- WHAT TO WORK ON: Set down every record once more, exactly as given.

Dataset records:
>> START

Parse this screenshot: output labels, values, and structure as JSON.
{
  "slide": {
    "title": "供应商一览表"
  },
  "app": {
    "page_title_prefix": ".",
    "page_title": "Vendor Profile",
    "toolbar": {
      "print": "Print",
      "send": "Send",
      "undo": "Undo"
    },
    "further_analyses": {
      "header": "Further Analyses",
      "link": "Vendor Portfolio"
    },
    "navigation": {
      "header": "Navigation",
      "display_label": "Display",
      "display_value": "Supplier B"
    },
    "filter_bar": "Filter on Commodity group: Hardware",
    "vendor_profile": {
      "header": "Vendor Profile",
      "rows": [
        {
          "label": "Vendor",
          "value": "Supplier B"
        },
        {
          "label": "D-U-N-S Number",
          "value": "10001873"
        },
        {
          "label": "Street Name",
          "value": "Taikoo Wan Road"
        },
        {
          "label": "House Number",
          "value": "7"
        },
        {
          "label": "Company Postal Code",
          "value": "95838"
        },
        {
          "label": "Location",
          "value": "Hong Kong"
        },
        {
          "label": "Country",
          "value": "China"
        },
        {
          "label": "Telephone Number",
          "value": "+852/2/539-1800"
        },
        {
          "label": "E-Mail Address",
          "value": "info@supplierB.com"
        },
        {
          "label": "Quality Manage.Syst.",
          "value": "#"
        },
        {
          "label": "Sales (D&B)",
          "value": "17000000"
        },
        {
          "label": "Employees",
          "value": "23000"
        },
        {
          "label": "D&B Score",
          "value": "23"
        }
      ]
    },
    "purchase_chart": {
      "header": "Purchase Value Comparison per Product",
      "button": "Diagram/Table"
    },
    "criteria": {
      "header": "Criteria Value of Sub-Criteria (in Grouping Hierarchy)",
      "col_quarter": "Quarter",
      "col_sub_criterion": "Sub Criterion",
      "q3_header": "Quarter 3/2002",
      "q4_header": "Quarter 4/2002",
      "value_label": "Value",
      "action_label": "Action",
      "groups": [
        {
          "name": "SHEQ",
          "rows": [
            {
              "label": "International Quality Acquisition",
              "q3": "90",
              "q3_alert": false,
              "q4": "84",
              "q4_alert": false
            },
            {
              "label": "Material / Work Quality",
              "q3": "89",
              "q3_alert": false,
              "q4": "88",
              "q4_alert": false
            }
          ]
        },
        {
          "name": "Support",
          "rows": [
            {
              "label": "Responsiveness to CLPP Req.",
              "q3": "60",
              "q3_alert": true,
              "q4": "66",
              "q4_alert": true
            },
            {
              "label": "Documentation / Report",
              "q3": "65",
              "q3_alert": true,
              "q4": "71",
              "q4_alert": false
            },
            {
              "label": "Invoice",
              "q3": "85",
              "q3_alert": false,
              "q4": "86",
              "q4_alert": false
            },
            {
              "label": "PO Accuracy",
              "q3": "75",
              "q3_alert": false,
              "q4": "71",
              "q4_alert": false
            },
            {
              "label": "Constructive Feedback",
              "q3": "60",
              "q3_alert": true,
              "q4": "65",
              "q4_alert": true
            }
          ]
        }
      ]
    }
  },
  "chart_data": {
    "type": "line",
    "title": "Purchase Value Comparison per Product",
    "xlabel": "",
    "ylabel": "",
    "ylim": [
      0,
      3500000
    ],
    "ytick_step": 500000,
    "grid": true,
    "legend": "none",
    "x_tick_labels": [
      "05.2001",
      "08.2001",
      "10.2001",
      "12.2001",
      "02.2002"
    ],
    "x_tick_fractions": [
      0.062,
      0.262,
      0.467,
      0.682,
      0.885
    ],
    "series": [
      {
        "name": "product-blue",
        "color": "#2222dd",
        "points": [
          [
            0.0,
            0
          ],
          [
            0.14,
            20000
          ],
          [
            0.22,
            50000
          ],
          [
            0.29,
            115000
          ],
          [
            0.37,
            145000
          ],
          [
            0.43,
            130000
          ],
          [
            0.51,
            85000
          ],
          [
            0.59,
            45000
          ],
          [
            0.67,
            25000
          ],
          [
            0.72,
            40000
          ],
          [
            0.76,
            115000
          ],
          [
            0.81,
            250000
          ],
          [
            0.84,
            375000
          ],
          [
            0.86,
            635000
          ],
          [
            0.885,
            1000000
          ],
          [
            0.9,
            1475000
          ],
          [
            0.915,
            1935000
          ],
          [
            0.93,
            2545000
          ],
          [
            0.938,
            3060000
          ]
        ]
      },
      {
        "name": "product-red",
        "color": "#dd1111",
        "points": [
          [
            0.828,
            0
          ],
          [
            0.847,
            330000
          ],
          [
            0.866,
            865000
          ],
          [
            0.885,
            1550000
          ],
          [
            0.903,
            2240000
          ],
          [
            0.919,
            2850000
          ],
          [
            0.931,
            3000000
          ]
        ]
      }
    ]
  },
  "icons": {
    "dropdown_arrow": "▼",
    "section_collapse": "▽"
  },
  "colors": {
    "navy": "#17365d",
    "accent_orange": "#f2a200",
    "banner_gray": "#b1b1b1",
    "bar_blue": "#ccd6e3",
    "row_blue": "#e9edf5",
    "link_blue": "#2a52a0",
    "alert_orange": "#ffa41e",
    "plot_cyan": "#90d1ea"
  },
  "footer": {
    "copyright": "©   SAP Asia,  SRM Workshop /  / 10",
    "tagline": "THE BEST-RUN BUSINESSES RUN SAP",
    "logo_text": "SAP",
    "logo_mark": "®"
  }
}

>> END

- WRITTEN REPLY:
Parse this screenshot: output labels, values, and structure as JSON.
{
  "slide": {
    "title": "供应商一览表"
  },
  "app": {
    "page_title_prefix": ".",
    "page_title": "Vendor Profile",
    "toolbar": {
      "print": "Print",
      "send": "Send",
      "undo": "Undo"
    },
    "further_analyses": {
      "header": "Further Analyses",
      "link": "Vendor Portfolio"
    },
    "navigation": {
      "header": "Navigation",
      "display_label": "Display",
      "display_value": "Supplier B"
    },
    "filter_bar": "Filter on Commodity group: Hardware",
    "vendor_profile": {
      "header": "Vendor Profile",
      "rows": [
        {
          "label": "Vendor",
          "value": "Supplier B"
        },
        {
          "label": "D-U-N-S Number",
          "value": "10001873"
        },
        {
          "label": "Street Name",
          "value": "Taikoo Wan Road"
        },
        {
          "label": "House Number",
          "value": "7"
        },
        {
          "label": "Company Postal Code",
          "value": "95838"
        },
        {
          "label": "Location",
          "value": "Hong Kong"
        },
        {
          "label": "Country",
          "value": "China"
        },
        {
          "label": "Telephone Number",
          "value": "+852/2/539-1800"
        },
        {
          "label": "E-Mail Address",
          "value": "info@supplierB.com"
        },
        {
          "label": "Quality Manage.Syst.",
          "value": "#"
        },
        {
          "label": "Sales (D&B)",
          "value": "17000000"
        },
        {
          "label": "Employees",
          "value": "23000"
        },
        {
          "label": "D&B Score",
          "value": "23"
        }
      ]
    },
    "purchase_chart": {
      "header": "Purchase Value Comparison per Product",
      "button": "Diagram/Table"
    },
    "criteria": {
      "header": "Criteria Value of Sub-Criteria (in Grouping Hierarchy)",
      "col_quarter": "Quarter",
      "col_sub_criterion": "Sub Criterion",
      "q3_header": "Quarter 3/2002",
      "q4_header": "Quarter 4/2002",
      "value_label": "Value",
      "action_label": "Action",
      "groups": [
        {
          "name": "SHEQ",
          "rows": [
            {
              "label": "International Quality Acquisition",
              "q3": "90",
              "q3_alert": false,
              "q4": "84",
              "q4_alert": false
            },
            {
              "label": "Material / Work Quality",
              "q3": "89",
              "q3_alert": false,
              "q4": "88",
              "q4_alert": false
            }
          ]
        },
        {
          "name": "Support",
          "rows": [
            {
              "label": "Responsiveness to CLPP Req.",
              "q3": "60",
              "q3_alert": true,
              "q4": "66",
              "q4_alert": true
            },
            {
              "label": "Documentation / Report",
              "q3": "65",
              "q3_alert": true,
              "q4": "71",
              "q4_alert": false
            },
            {
              "label": "Invoice",
              "q3": "85",
              "q3_alert": false,
              "q4": "86",
              "q4_alert": false
            },
            {
              "label": "PO Accuracy",
              "q3": "75",
              "q3_alert": false,
              "q4": "71",
              "q4_alert": false
            },
            {
              "label": "Constructive Feedback",
              "q3": "60",
              "q3_alert": true,
              "q4": "65",
              "q4_alert": true
            }
          ]
        }
      ]
    }
  },
  "chart_data": {
    "type": "line",
    "title": "Purchase Value Comparison per Product",
    "xlabel": "",
    "ylabel": "",
    "ylim": [
      0,
      3500000
    ],
    "ytick_step": 500000,
    "grid": true,
    "legend": "none",
    "x_tick_labels": [
      "05.2001",
      "08.2001",
      "10.2001",
      "12.2001",
      "02.2002"
    ],
    "x_tick_fractions": [
      0.062,
      0.262,
      0.467,
      0.682,
      0.885
    ],
    "series": [
      {
        "name": "product-blue",
        "color": "#2222dd",
        "points": [
          [
            0.0,
            0
          ],
          [
            0.14,
            20000
          ],
          [
            0.22,
            50000
          ],
          [
            0.29,
            115000
          ],
          [
            0.37,
            145000
          ],
          [
            0.43,
            130000
          ],
          [
            0.51,
            85000
          ],
          [
            0.59,
            45000
          ],
          [
            0.67,
            25000
          ],
          [
            0.72,
            40000
          ],
          [
            0.76,
            115000
          ],
          [
            0.81,
            250000
          ],
          [
            0.84,
            375000
          ],
          [
            0.86,
            635000
          ],
          [
            0.885,
            1000000
          ],
          [
            0.9,
            1475000
          ],
          [
            0.915,
            1935000
          ],
          [
            0.93,
            2545000
          ],
          [
            0.938,
            3060000
          ]
        ]
      },
      {
        "name": "product-red",
        "color": "#dd1111",
        "points": [
          [
            0.828,
            0
          ],
          [
            0.847,
            330000
          ],
          [
            0.866,
            865000
          ],
          [
            0.885,
            1550000
          ],
          [
            0.903,
            2240000
          ],
          [
            0.919,
            2850000
          ],
          [
            0.931,
            3000000
          ]
        ]
      }
    ]
  },
  "icons": {
    "dropdown_arrow": "▼",
    "section_collapse": "▽"
  },
  "colors": {
    "navy": "#17365d",
    "accent_orange": "#f2a200",
    "banner_gray": "#b1b1b1",
    "bar_blue": "#ccd6e3",
    "row_blue": "#e9edf5",
    "link_blue": "#2a52a0",
    "alert_orange": "#ffa41e",
    "plot_cyan": "#90d1ea"
  },
  "footer": {
    "copyright": "©   SAP Asia,  SRM Workshop /  / 10",
    "tagline": "THE BEST-RUN BUSINESSES RUN SAP",
    "logo_text": "SAP",
    "logo_mark": "®"
  }
}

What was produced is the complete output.